— BEGIN —

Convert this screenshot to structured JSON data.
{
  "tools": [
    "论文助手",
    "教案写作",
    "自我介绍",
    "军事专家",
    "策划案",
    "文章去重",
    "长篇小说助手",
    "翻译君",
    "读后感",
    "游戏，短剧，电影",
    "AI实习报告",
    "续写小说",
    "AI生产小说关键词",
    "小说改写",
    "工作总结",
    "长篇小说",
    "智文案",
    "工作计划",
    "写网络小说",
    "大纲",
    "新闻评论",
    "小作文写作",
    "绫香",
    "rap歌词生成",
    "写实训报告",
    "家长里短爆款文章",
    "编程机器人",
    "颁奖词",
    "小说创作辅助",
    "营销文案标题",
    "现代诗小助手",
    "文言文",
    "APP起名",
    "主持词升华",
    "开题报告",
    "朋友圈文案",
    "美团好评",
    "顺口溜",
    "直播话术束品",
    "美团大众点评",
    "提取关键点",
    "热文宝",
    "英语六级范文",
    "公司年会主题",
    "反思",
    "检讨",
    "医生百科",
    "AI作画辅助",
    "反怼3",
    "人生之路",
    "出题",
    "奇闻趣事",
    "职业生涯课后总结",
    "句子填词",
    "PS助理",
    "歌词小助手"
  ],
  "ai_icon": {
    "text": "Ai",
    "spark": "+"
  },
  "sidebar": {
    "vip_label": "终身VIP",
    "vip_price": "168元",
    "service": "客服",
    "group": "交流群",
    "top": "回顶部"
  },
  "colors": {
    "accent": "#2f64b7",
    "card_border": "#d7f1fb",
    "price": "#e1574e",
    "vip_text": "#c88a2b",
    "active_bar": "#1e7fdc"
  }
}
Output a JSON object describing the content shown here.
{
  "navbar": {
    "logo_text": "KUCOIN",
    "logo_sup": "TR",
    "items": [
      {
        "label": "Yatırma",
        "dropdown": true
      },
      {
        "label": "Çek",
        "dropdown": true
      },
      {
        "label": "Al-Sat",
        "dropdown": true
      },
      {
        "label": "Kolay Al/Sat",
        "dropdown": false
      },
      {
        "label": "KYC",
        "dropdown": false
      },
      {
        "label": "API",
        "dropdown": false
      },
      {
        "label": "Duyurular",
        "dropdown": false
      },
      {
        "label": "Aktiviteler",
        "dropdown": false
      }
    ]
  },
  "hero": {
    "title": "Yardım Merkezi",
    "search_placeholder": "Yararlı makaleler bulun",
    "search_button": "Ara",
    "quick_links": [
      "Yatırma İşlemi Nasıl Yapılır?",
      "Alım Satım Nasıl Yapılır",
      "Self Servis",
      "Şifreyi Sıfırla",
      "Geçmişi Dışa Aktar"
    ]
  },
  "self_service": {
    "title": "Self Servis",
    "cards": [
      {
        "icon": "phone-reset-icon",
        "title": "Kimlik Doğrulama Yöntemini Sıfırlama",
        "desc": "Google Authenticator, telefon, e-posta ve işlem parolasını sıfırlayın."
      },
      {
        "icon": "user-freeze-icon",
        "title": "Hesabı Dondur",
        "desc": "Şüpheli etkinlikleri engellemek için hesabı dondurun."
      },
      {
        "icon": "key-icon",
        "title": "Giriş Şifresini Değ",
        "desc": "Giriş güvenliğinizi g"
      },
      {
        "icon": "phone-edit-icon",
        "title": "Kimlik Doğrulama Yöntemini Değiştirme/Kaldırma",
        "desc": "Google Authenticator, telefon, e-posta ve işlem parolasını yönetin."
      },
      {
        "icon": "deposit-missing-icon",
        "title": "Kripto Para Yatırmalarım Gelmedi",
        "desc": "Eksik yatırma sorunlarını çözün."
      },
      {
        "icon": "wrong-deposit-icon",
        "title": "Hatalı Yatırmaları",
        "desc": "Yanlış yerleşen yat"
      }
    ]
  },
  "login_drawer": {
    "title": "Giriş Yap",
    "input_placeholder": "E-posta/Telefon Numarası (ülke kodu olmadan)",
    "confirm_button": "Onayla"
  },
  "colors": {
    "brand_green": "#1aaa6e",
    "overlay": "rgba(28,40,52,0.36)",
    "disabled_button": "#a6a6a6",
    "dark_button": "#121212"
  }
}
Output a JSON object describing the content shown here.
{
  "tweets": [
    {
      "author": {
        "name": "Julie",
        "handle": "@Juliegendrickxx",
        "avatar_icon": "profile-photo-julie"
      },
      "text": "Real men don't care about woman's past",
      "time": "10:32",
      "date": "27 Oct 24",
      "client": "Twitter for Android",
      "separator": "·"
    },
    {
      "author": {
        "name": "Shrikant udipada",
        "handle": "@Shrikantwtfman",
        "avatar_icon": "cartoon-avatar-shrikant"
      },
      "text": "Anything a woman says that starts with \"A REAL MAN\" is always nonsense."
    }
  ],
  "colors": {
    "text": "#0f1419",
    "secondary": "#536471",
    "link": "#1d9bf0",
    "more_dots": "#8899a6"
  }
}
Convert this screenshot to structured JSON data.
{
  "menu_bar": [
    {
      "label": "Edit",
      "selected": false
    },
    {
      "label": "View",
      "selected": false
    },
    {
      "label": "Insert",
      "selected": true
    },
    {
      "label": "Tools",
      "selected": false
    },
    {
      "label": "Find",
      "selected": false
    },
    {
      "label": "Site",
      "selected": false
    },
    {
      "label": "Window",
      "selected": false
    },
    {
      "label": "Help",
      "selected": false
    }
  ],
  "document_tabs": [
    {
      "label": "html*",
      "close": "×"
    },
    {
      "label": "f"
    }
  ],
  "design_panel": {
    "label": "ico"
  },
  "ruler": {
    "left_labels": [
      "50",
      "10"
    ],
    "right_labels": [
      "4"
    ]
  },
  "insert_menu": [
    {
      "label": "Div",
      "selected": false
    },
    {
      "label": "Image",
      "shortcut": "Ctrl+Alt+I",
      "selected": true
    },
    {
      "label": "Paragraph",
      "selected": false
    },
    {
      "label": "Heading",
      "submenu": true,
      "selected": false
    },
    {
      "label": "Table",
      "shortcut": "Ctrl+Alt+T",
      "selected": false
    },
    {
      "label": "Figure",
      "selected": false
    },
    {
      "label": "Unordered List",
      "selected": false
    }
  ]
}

— END —

■ WHAT THE TASK REQUIRES ■
In this exercise, repeat all entries exactly.

■ ANSWER TO THIS PROBLEM ■
Convert this screenshot to structured JSON data.
{
  "tools": [
    "论文助手",
    "教案写作",
    "自我介绍",
    "军事专家",
    "策划案",
    "文章去重",
    "长篇小说助手",
    "翻译君",
    "读后感",
    "游戏，短剧，电影",
    "AI实习报告",
    "续写小说",
    "AI生产小说关键词",
    "小说改写",
    "工作总结",
    "长篇小说",
    "智文案",
    "工作计划",
    "写网络小说",
    "大纲",
    "新闻评论",
    "小作文写作",
    "绫香",
    "rap歌词生成",
    "写实训报告",
    "家长里短爆款文章",
    "编程机器人",
    "颁奖词",
    "小说创作辅助",
    "营销文案标题",
    "现代诗小助手",
    "文言文",
    "APP起名",
    "主持词升华",
    "开题报告",
    "朋友圈文案",
    "美团好评",
    "顺口溜",
    "直播话术束品",
    "美团大众点评",
    "提取关键点",
    "热文宝",
    "英语六级范文",
    "公司年会主题",
    "反思",
    "检讨",
    "医生百科",
    "AI作画辅助",
    "反怼3",
    "人生之路",
    "出题",
    "奇闻趣事",
    "职业生涯课后总结",
    "句子填词",
    "PS助理",
    "歌词小助手"
  ],
  "ai_icon": {
    "text": "Ai",
    "spark": "+"
  },
  "sidebar": {
    "vip_label": "终身VIP",
    "vip_price": "168元",
    "service": "客服",
    "group": "交流群",
    "top": "回顶部"
  },
  "colors": {
    "accent": "#2f64b7",
    "card_border": "#d7f1fb",
    "price": "#e1574e",
    "vip_text": "#c88a2b",
    "active_bar": "#1e7fdc"
  }
}
Output a JSON object describing the content shown here.
{
  "navbar": {
    "logo_text": "KUCOIN",
    "logo_sup": "TR",
    "items": [
      {
        "label": "Yatırma",
        "dropdown": true
      },
      {
        "label": "Çek",
        "dropdown": true
      },
      {
        "label": "Al-Sat",
        "dropdown": true
      },
      {
        "label": "Kolay Al/Sat",
        "dropdown": false
      },
      {
        "label": "KYC",
        "dropdown": false
      },
      {
        "label": "API",
        "dropdown": false
      },
      {
        "label": "Duyurular",
        "dropdown": false
      },
      {
        "label": "Aktiviteler",
        "dropdown": false
      }
    ]
  },
  "hero": {
    "title": "Yardım Merkezi",
    "search_placeholder": "Yararlı makaleler bulun",
    "search_button": "Ara",
    "quick_links": [
      "Yatırma İşlemi Nasıl Yapılır?",
      "Alım Satım Nasıl Yapılır",
      "Self Servis",
      "Şifreyi Sıfırla",
      "Geçmişi Dışa Aktar"
    ]
  },
  "self_service": {
    "title": "Self Servis",
    "cards": [
      {
        "icon": "phone-reset-icon",
        "title": "Kimlik Doğrulama Yöntemini Sıfırlama",
        "desc": "Google Authenticator, telefon, e-posta ve işlem parolasını sıfırlayın."
      },
      {
        "icon": "user-freeze-icon",
        "title": "Hesabı Dondur",
        "desc": "Şüpheli etkinlikleri engellemek için hesabı dondurun."
      },
      {
        "icon": "key-icon",
        "title": "Giriş Şifresini Değ",
        "desc": "Giriş güvenliğinizi g"
      },
      {
        "icon": "phone-edit-icon",
        "title": "Kimlik Doğrulama Yöntemini Değiştirme/Kaldırma",
        "desc": "Google Authenticator, telefon, e-posta ve işlem parolasını yönetin."
      },
      {
        "icon": "deposit-missing-icon",
        "title": "Kripto Para Yatırmalarım Gelmedi",
        "desc": "Eksik yatırma sorunlarını çözün."
      },
      {
        "icon": "wrong-deposit-icon",
        "title": "Hatalı Yatırmaları",
        "desc": "Yanlış yerleşen yat"
      }
    ]
  },
  "login_drawer": {
    "title": "Giriş Yap",
    "input_placeholder": "E-posta/Telefon Numarası (ülke kodu olmadan)",
    "confirm_button": "Onayla"
  },
  "colors": {
    "brand_green": "#1aaa6e",
    "overlay": "rgba(28,40,52,0.36)",
    "disabled_button": "#a6a6a6",
    "dark_button": "#121212"
  }
}
Output a JSON object describing the content shown here.
{
  "tweets": [
    {
      "author": {
        "name": "Julie",
        "handle": "@Juliegendrickxx",
        "avatar_icon": "profile-photo-julie"
      },
      "text": "Real men don't care about woman's past",
      "time": "10:32",
      "date": "27 Oct 24",
      "client": "Twitter for Android",
      "separator": "·"
    },
    {
      "author": {
        "name": "Shrikant udipada",
        "handle": "@Shrikantwtfman",
        "avatar_icon": "cartoon-avatar-shrikant"
      },
      "text": "Anything a woman says that starts with \"A REAL MAN\" is always nonsense."
    }
  ],
  "colors": {
    "text": "#0f1419",
    "secondary": "#536471",
    "link": "#1d9bf0",
    "more_dots": "#8899a6"
  }
}
Convert this screenshot to structured JSON data.
{
  "menu_bar": [
    {
      "label": "Edit",
      "selected": false
    },
    {
      "label": "View",
      "selected": false
    },
    {
      "label": "Insert",
      "selected": true
    },
    {
      "label": "Tools",
      "selected": false
    },
    {
      "label": "Find",
      "selected": false
    },
    {
      "label": "Site",
      "selected": false
    },
    {
      "label": "Window",
      "selected": false
    },
    {
      "label": "Help",
      "selected": false
    }
  ],
  "document_tabs": [
    {
      "label": "html*",
      "close": "×"
    },
    {
      "label": "f"
    }
  ],
  "design_panel": {
    "label": "ico"
  },
  "ruler": {
    "left_labels": [
      "50",
      "10"
    ],
    "right_labels": [
      "4"
    ]
  },
  "insert_menu": [
    {
      "label": "Div",
      "selected": false
    },
    {
      "label": "Image",
      "shortcut": "Ctrl+Alt+I",
      "selected": true
    },
    {
      "label": "Paragraph",
      "selected": false
    },
    {
      "label": "Heading",
      "submenu": true,
      "selected": false
    },
    {
      "label": "Table",
      "shortcut": "Ctrl+Alt+T",
      "selected": false
    },
    {
      "label": "Figure",
      "selected": false
    },
    {
      "label": "Unordered List",
      "selected": false
    }
  ]
}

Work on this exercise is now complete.